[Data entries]
• • • • • • •
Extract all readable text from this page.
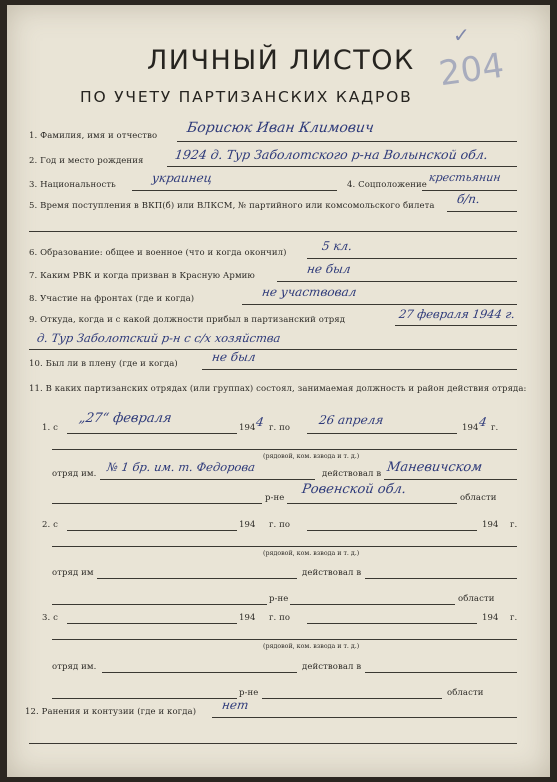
ЛИЧНЫЙ ЛИСТОК
ПО УЧЕТУ ПАРТИЗАНСКИХ КАДРОВ
204
✓
1. Фамилия, имя и отчество Борисюк Иван Климович
2. Год и место рождения 1924 д. Тур Заболотского р-на Волынской обл.
3. Национальность	украинец	4. Соцположение
крестьянин
5. Время поступления в ВКП(б) или ВЛКСМ, № партийного или комсомольского билета б/п.
6. Образование: общее и военное (что и когда окончил)	5 кл.
7. Каким РВК и когда призван в Красную Армию	не был
8. Участие на фронтах (где и когда)	не участвовал
9. Откуда, когда и с какой должности прибыл в партизанский отряд	27 февраля 1944 г.
д. Тур Заболотский р-н с с/х хозяйства
10. Был ли в плену (где и когда)	не был
11. В каких партизанских отрядах (или группах) состоял, занимаемая должность и район действия отряда:
1. с
„27“ февраля
194 4 г. по
26 апреля
194 4 г.
(рядовой, ком. взвода и т. д.)
отряд им. № 1 бр. им. т. Федорова	действовал в Маневичском
р-не
Ровенской обл.
области
2. с	194 г. по	194 г.
(рядовой, ком. взвода и т. д.)
отряд им	действовал в
р-не	области
3. с	194 г. по	194 г.
(рядовой, ком. взвода и т. д.)
отряд им.	действовал в
р-не	области
12. Ранения и контузии (где и когда) нет
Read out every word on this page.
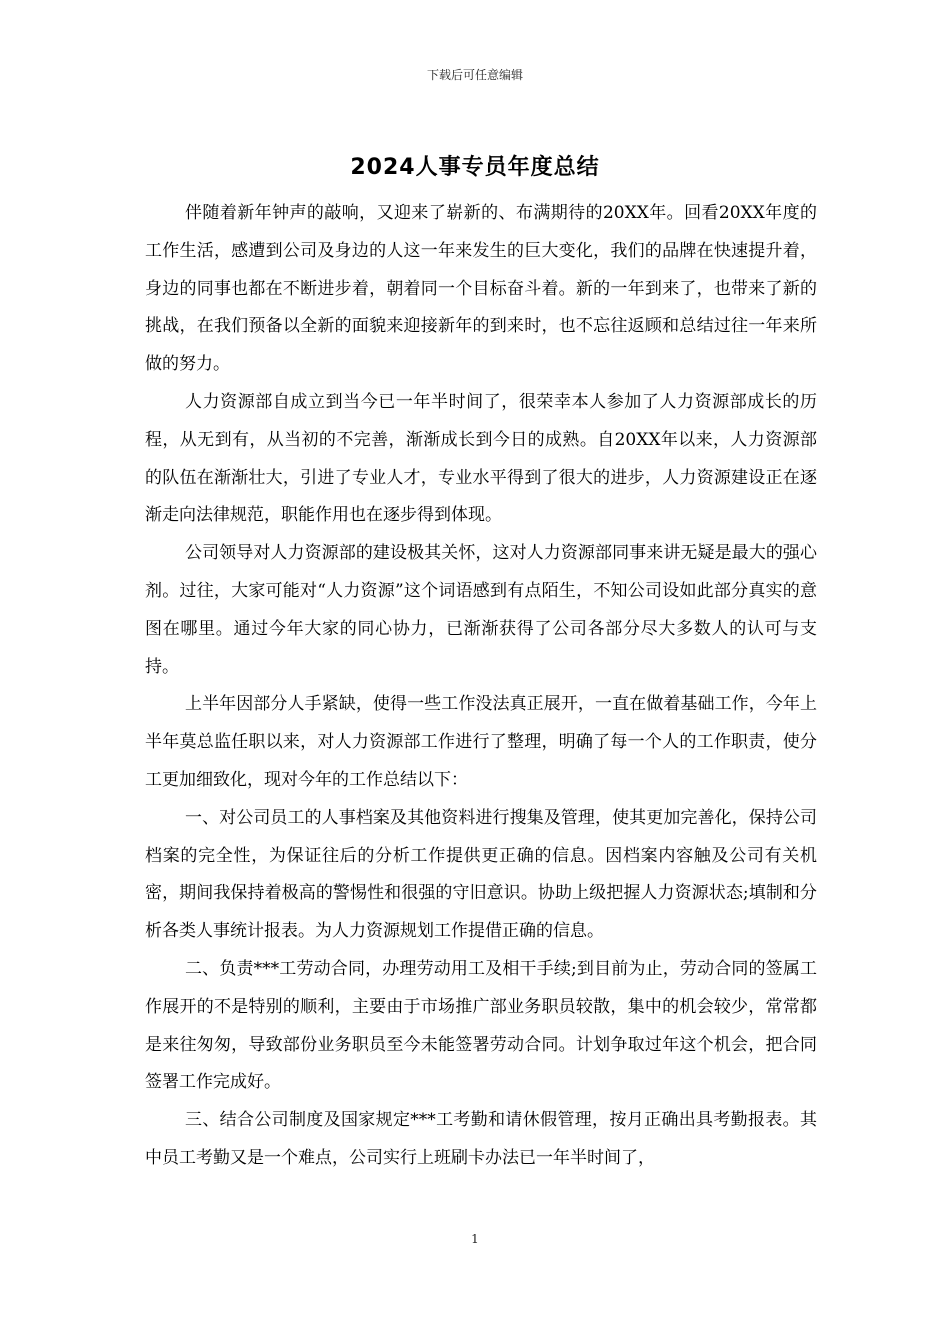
下载后可任意编辑
2024人事专员年度总结

伴随着新年钟声的敲响，又迎来了崭新的、布满期待的20XX年。回看20XX年度的工作生活，感遭到公司及身边的人这一年来发生的巨大变化，我们的品牌在快速提升着，身边的同事也都在不断进步着，朝着同一个目标奋斗着。新的一年到来了，也带来了新的挑战，在我们预备以全新的面貌来迎接新年的到来时，也不忘往返顾和总结过往一年来所做的努力。

人力资源部自成立到当今已一年半时间了，很荣幸本人参加了人力资源部成长的历程，从无到有，从当初的不完善，渐渐成长到今日的成熟。自20XX年以来，人力资源部的队伍在渐渐壮大，引进了专业人才，专业水平得到了很大的进步，人力资源建设正在逐渐走向法律规范，职能作用也在逐步得到体现。

公司领导对人力资源部的建设极其关怀，这对人力资源部同事来讲无疑是最大的强心剂。过往，大家可能对“人力资源”这个词语感到有点陌生，不知公司设如此部分真实的意图在哪里。通过今年大家的同心协力，已渐渐获得了公司各部分尽大多数人的认可与支持。

上半年因部分人手紧缺，使得一些工作没法真正展开，一直在做着基础工作，今年上半年莫总监任职以来，对人力资源部工作进行了整理，明确了每一个人的工作职责，使分工更加细致化，现对今年的工作总结以下：

一、对公司员工的人事档案及其他资料进行搜集及管理，使其更加完善化，保持公司档案的完全性，为保证往后的分析工作提供更正确的信息。因档案内容触及公司有关机密，期间我保持着极高的警惕性和很强的守旧意识。协助上级把握人力资源状态;填制和分析各类人事统计报表。为人力资源规划工作提借正确的信息。

二、负责***工劳动合同，办理劳动用工及相干手续;到目前为止，劳动合同的签属工作展开的不是特别的顺利，主要由于市场推广部业务职员较散，集中的机会较少，常常都是来往匆匆，导致部份业务职员至今未能签署劳动合同。计划争取过年这个机会，把合同签署工作完成好。

三、结合公司制度及国家规定***工考勤和请休假管理，按月正确出具考勤报表。其中员工考勤又是一个难点，公司实行上班刷卡办法已一年半时间了，

1
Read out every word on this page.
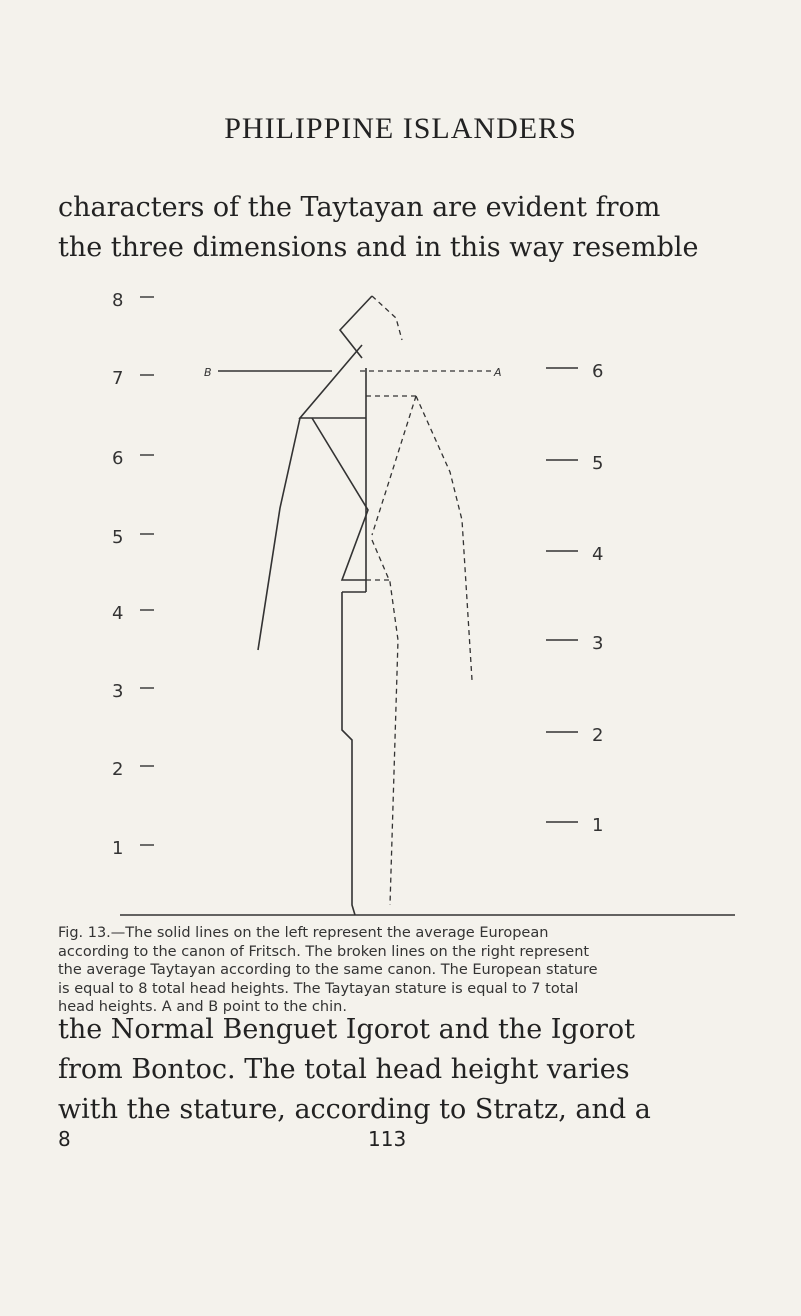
PHILIPPINE ISLANDERS
characters of the Taytayan are evident from
the three dimensions and in this way resemble
8
7
6
5
4
3
2
1
6
5
4
3
2
1
A
B
Fig. 13.—The solid lines on the left represent the average European
according to the canon of Fritsch. The broken lines on the right represent
the average Taytayan according to the same canon. The European stature
is equal to 8 total head heights. The Taytayan stature is equal to 7 total
head heights. A and B point to the chin.
the Normal Benguet Igorot and the Igorot
from Bontoc. The total head height varies
with the stature, according to Stratz, and a
8	113
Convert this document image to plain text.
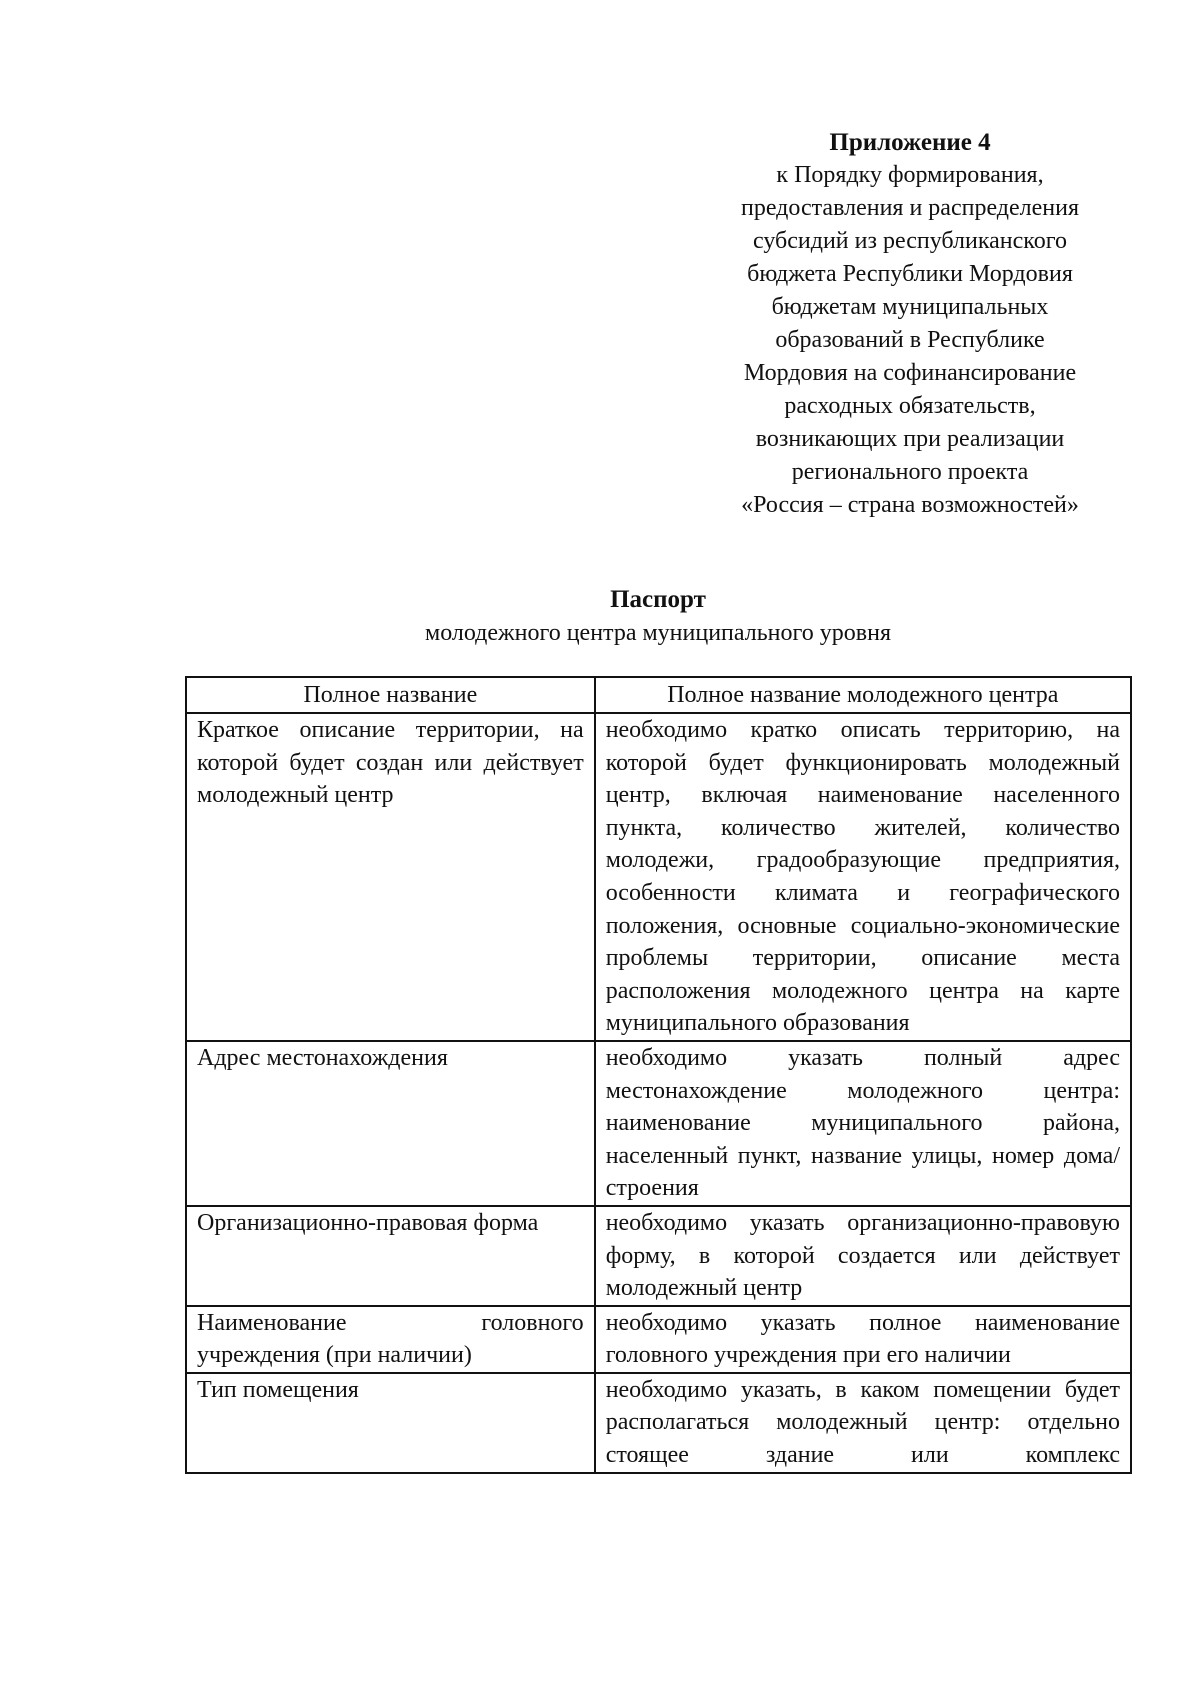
Приложение 4
к Порядку формирования,
предоставления и распределения
субсидий из республиканского
бюджета Республики Мордовия
бюджетам муниципальных
образований в Республике
Мордовия на софинансирование
расходных обязательств,
возникающих при реализации
регионального проекта
«Россия – страна возможностей»
Паспорт
молодежного центра муниципального уровня
Полное название	Полное название молодежного центра
Краткое описание территории, на которой будет создан или действует молодежный центр	необходимо кратко описать территорию, на которой будет функционировать молодежный центр, включая наименование населенного пункта, количество жителей, количество молодежи, градообразующие предприятия, особенности климата и географического положения, основные социально-экономические проблемы территории, описание места расположения молодежного центра на карте муниципального образования
Адрес местонахождения	необходимо указать полный адрес местонахождение молодежного центра: наименование муниципального района, населенный пункт, название улицы, номер дома/строения
Организационно-правовая форма	необходимо указать организационно-правовую форму, в которой создается или действует молодежный центр
Наименование головного учреждения (при наличии)	необходимо указать полное наименование головного учреждения при его наличии
Тип помещения	необходимо указать, в каком помещении будет располагаться молодежный центр: отдельно стоящее здание или комплекс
• • • • • • •
Omit the pictures and restate the rest of the records verbatim.

Extract all readable text from this page.
ЛИЧНЫЙ ЛИСТОК
ПО УЧЕТУ ПАРТИЗАНСКИХ КАДРОВ
204
✓
1. Фамилия, имя и отчество Борисюк Иван Климович
2. Год и место рождения 1924 д. Тур Заболотского р-на Волынской обл.
3. Национальность	украинец	4. Соцположение
крестьянин
5. Время поступления в ВКП(б) или ВЛКСМ, № партийного или комсомольского билета б/п.
6. Образование: общее и военное (что и когда окончил)	5 кл.
7. Каким РВК и когда призван в Красную Армию	не был
8. Участие на фронтах (где и когда)	не участвовал
9. Откуда, когда и с какой должности прибыл в партизанский отряд	27 февраля 1944 г.
д. Тур Заболотский р-н с с/х хозяйства
10. Был ли в плену (где и когда)	не был
11. В каких партизанских отрядах (или группах) состоял, занимаемая должность и район действия отряда:
1. с
„27“ февраля
194 4 г. по
26 апреля
194 4 г.
(рядовой, ком. взвода и т. д.)
отряд им. № 1 бр. им. т. Федорова	действовал в Маневичском
р-не
Ровенской обл.
области
2. с	194 г. по	194 г.
(рядовой, ком. взвода и т. д.)
отряд им	действовал в
р-не	области
3. с	194 г. по	194 г.
(рядовой, ком. взвода и т. д.)
отряд им.	действовал в
р-не	области
12. Ранения и контузии (где и когда) нет
Read out every word on this page.
下载后可任意编辑
2024人事专员年度总结

伴随着新年钟声的敲响，又迎来了崭新的、布满期待的20XX年。回看20XX年度的工作生活，感遭到公司及身边的人这一年来发生的巨大变化，我们的品牌在快速提升着，身边的同事也都在不断进步着，朝着同一个目标奋斗着。新的一年到来了，也带来了新的挑战，在我们预备以全新的面貌来迎接新年的到来时，也不忘往返顾和总结过往一年来所做的努力。

人力资源部自成立到当今已一年半时间了，很荣幸本人参加了人力资源部成长的历程，从无到有，从当初的不完善，渐渐成长到今日的成熟。自20XX年以来，人力资源部的队伍在渐渐壮大，引进了专业人才，专业水平得到了很大的进步，人力资源建设正在逐渐走向法律规范，职能作用也在逐步得到体现。

公司领导对人力资源部的建设极其关怀，这对人力资源部同事来讲无疑是最大的强心剂。过往，大家可能对“人力资源”这个词语感到有点陌生，不知公司设如此部分真实的意图在哪里。通过今年大家的同心协力，已渐渐获得了公司各部分尽大多数人的认可与支持。

上半年因部分人手紧缺，使得一些工作没法真正展开，一直在做着基础工作，今年上半年莫总监任职以来，对人力资源部工作进行了整理，明确了每一个人的工作职责，使分工更加细致化，现对今年的工作总结以下：

一、对公司员工的人事档案及其他资料进行搜集及管理，使其更加完善化，保持公司档案的完全性，为保证往后的分析工作提供更正确的信息。因档案内容触及公司有关机密，期间我保持着极高的警惕性和很强的守旧意识。协助上级把握人力资源状态;填制和分析各类人事统计报表。为人力资源规划工作提借正确的信息。

二、负责***工劳动合同，办理劳动用工及相干手续;到目前为止，劳动合同的签属工作展开的不是特别的顺利，主要由于市场推广部业务职员较散，集中的机会较少，常常都是来往匆匆，导致部份业务职员至今未能签署劳动合同。计划争取过年这个机会，把合同签署工作完成好。

三、结合公司制度及国家规定***工考勤和请休假管理，按月正确出具考勤报表。其中员工考勤又是一个难点，公司实行上班刷卡办法已一年半时间了，

1
Read out every word on this page.
PHILIPPINE ISLANDERS
characters of the Taytayan are evident from
the three dimensions and in this way resemble
8
7
6
5
4
3
2
1
6
5
4
3
2
1
A
B
Fig. 13.—The solid lines on the left represent the average European
according to the canon of Fritsch. The broken lines on the right represent
the average Taytayan according to the same canon. The European stature
is equal to 8 total head heights. The Taytayan stature is equal to 7 total
head heights. A and B point to the chin.
the Normal Benguet Igorot and the Igorot
from Bontoc. The total head height varies
with the stature, according to Stratz, and a
8	113
Convert this document image to plain text.
Приложение 4
к Порядку формирования,
предоставления и распределения
субсидий из республиканского
бюджета Республики Мордовия
бюджетам муниципальных
образований в Республике
Мордовия на софинансирование
расходных обязательств,
возникающих при реализации
регионального проекта
«Россия – страна возможностей»
Паспорт
молодежного центра муниципального уровня
Полное название	Полное название молодежного центра
Краткое описание территории, на которой будет создан или действует молодежный центр	необходимо кратко описать территорию, на которой будет функционировать молодежный центр, включая наименование населенного пункта, количество жителей, количество молодежи, градообразующие предприятия, особенности климата и географического положения, основные социально-экономические проблемы территории, описание места расположения молодежного центра на карте муниципального образования
Адрес местонахождения	необходимо указать полный адрес местонахождение молодежного центра: наименование муниципального района, населенный пункт, название улицы, номер дома/строения
Организационно-правовая форма	необходимо указать организационно-правовую форму, в которой создается или действует молодежный центр
Наименование головного учреждения (при наличии)	необходимо указать полное наименование головного учреждения при его наличии
Тип помещения	необходимо указать, в каком помещении будет располагаться молодежный центр: отдельно стоящее здание или комплекс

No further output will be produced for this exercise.